═════ Provided entries

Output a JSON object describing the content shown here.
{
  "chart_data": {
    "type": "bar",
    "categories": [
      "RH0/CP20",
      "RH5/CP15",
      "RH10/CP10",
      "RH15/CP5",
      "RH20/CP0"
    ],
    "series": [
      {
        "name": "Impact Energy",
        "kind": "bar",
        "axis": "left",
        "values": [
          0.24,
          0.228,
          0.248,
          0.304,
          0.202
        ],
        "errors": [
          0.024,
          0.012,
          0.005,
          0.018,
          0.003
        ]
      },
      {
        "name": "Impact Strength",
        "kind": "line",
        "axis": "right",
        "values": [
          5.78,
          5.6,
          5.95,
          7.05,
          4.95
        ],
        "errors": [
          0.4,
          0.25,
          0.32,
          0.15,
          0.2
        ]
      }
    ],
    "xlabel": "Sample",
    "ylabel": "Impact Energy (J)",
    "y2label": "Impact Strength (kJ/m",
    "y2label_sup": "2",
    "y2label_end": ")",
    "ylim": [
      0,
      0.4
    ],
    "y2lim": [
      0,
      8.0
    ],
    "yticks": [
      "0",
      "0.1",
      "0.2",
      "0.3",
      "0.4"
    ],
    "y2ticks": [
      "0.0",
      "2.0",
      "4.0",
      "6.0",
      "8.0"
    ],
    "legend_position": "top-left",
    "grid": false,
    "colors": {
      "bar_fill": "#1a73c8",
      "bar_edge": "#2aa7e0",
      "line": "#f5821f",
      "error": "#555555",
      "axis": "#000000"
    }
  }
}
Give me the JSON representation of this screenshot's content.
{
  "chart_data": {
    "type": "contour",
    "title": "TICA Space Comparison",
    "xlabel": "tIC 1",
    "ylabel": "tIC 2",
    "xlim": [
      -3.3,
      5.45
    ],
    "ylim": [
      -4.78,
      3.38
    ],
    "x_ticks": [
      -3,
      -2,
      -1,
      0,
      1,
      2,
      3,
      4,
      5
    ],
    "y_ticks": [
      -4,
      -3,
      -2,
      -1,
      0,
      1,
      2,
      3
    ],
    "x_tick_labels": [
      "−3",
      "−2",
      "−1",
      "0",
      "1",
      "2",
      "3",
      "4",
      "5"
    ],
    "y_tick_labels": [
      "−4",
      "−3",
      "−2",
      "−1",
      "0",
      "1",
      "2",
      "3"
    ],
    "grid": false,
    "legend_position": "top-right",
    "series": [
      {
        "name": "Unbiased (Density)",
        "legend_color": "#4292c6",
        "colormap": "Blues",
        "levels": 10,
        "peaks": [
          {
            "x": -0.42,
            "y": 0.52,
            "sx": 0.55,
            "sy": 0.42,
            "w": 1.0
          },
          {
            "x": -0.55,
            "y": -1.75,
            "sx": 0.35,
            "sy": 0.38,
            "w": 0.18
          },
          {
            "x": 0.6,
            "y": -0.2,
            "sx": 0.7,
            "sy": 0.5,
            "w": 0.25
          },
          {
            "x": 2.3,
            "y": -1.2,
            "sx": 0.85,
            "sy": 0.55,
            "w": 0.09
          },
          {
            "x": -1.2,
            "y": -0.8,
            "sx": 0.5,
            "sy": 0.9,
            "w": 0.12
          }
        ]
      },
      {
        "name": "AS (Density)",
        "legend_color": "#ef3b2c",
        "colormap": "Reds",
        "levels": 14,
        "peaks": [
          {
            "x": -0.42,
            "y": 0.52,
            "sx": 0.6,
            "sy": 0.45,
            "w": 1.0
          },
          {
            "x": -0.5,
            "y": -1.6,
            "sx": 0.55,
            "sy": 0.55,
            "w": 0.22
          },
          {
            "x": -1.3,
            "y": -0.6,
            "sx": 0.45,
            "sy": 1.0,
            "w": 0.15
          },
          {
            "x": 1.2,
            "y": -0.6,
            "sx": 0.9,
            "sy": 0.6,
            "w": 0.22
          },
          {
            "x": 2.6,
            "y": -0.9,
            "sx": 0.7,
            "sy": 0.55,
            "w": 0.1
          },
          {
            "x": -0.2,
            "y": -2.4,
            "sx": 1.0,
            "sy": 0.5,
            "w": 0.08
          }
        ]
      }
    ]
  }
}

══════════

Task objective: Emit the full listing verbatim.

Reply to the task:
Output a JSON object describing the content shown here.
{
  "chart_data": {
    "type": "bar",
    "categories": [
      "RH0/CP20",
      "RH5/CP15",
      "RH10/CP10",
      "RH15/CP5",
      "RH20/CP0"
    ],
    "series": [
      {
        "name": "Impact Energy",
        "kind": "bar",
        "axis": "left",
        "values": [
          0.24,
          0.228,
          0.248,
          0.304,
          0.202
        ],
        "errors": [
          0.024,
          0.012,
          0.005,
          0.018,
          0.003
        ]
      },
      {
        "name": "Impact Strength",
        "kind": "line",
        "axis": "right",
        "values": [
          5.78,
          5.6,
          5.95,
          7.05,
          4.95
        ],
        "errors": [
          0.4,
          0.25,
          0.32,
          0.15,
          0.2
        ]
      }
    ],
    "xlabel": "Sample",
    "ylabel": "Impact Energy (J)",
    "y2label": "Impact Strength (kJ/m",
    "y2label_sup": "2",
    "y2label_end": ")",
    "ylim": [
      0,
      0.4
    ],
    "y2lim": [
      0,
      8.0
    ],
    "yticks": [
      "0",
      "0.1",
      "0.2",
      "0.3",
      "0.4"
    ],
    "y2ticks": [
      "0.0",
      "2.0",
      "4.0",
      "6.0",
      "8.0"
    ],
    "legend_position": "top-left",
    "grid": false,
    "colors": {
      "bar_fill": "#1a73c8",
      "bar_edge": "#2aa7e0",
      "line": "#f5821f",
      "error": "#555555",
      "axis": "#000000"
    }
  }
}
Give me the JSON representation of this screenshot's content.
{
  "chart_data": {
    "type": "contour",
    "title": "TICA Space Comparison",
    "xlabel": "tIC 1",
    "ylabel": "tIC 2",
    "xlim": [
      -3.3,
      5.45
    ],
    "ylim": [
      -4.78,
      3.38
    ],
    "x_ticks": [
      -3,
      -2,
      -1,
      0,
      1,
      2,
      3,
      4,
      5
    ],
    "y_ticks": [
      -4,
      -3,
      -2,
      -1,
      0,
      1,
      2,
      3
    ],
    "x_tick_labels": [
      "−3",
      "−2",
      "−1",
      "0",
      "1",
      "2",
      "3",
      "4",
      "5"
    ],
    "y_tick_labels": [
      "−4",
      "−3",
      "−2",
      "−1",
      "0",
      "1",
      "2",
      "3"
    ],
    "grid": false,
    "legend_position": "top-right",
    "series": [
      {
        "name": "Unbiased (Density)",
        "legend_color": "#4292c6",
        "colormap": "Blues",
        "levels": 10,
        "peaks": [
          {
            "x": -0.42,
            "y": 0.52,
            "sx": 0.55,
            "sy": 0.42,
            "w": 1.0
          },
          {
            "x": -0.55,
            "y": -1.75,
            "sx": 0.35,
            "sy": 0.38,
            "w": 0.18
          },
          {
            "x": 0.6,
            "y": -0.2,
            "sx": 0.7,
            "sy": 0.5,
            "w": 0.25
          },
          {
            "x": 2.3,
            "y": -1.2,
            "sx": 0.85,
            "sy": 0.55,
            "w": 0.09
          },
          {
            "x": -1.2,
            "y": -0.8,
            "sx": 0.5,
            "sy": 0.9,
            "w": 0.12
          }
        ]
      },
      {
        "name": "AS (Density)",
        "legend_color": "#ef3b2c",
        "colormap": "Reds",
        "levels": 14,
        "peaks": [
          {
            "x": -0.42,
            "y": 0.52,
            "sx": 0.6,
            "sy": 0.45,
            "w": 1.0
          },
          {
            "x": -0.5,
            "y": -1.6,
            "sx": 0.55,
            "sy": 0.55,
            "w": 0.22
          },
          {
            "x": -1.3,
            "y": -0.6,
            "sx": 0.45,
            "sy": 1.0,
            "w": 0.15
          },
          {
            "x": 1.2,
            "y": -0.6,
            "sx": 0.9,
            "sy": 0.6,
            "w": 0.22
          },
          {
            "x": 2.6,
            "y": -0.9,
            "sx": 0.7,
            "sy": 0.55,
            "w": 0.1
          },
          {
            "x": -0.2,
            "y": -2.4,
            "sx": 1.0,
            "sy": 0.5,
            "w": 0.08
          }
        ]
      }
    ]
  }
}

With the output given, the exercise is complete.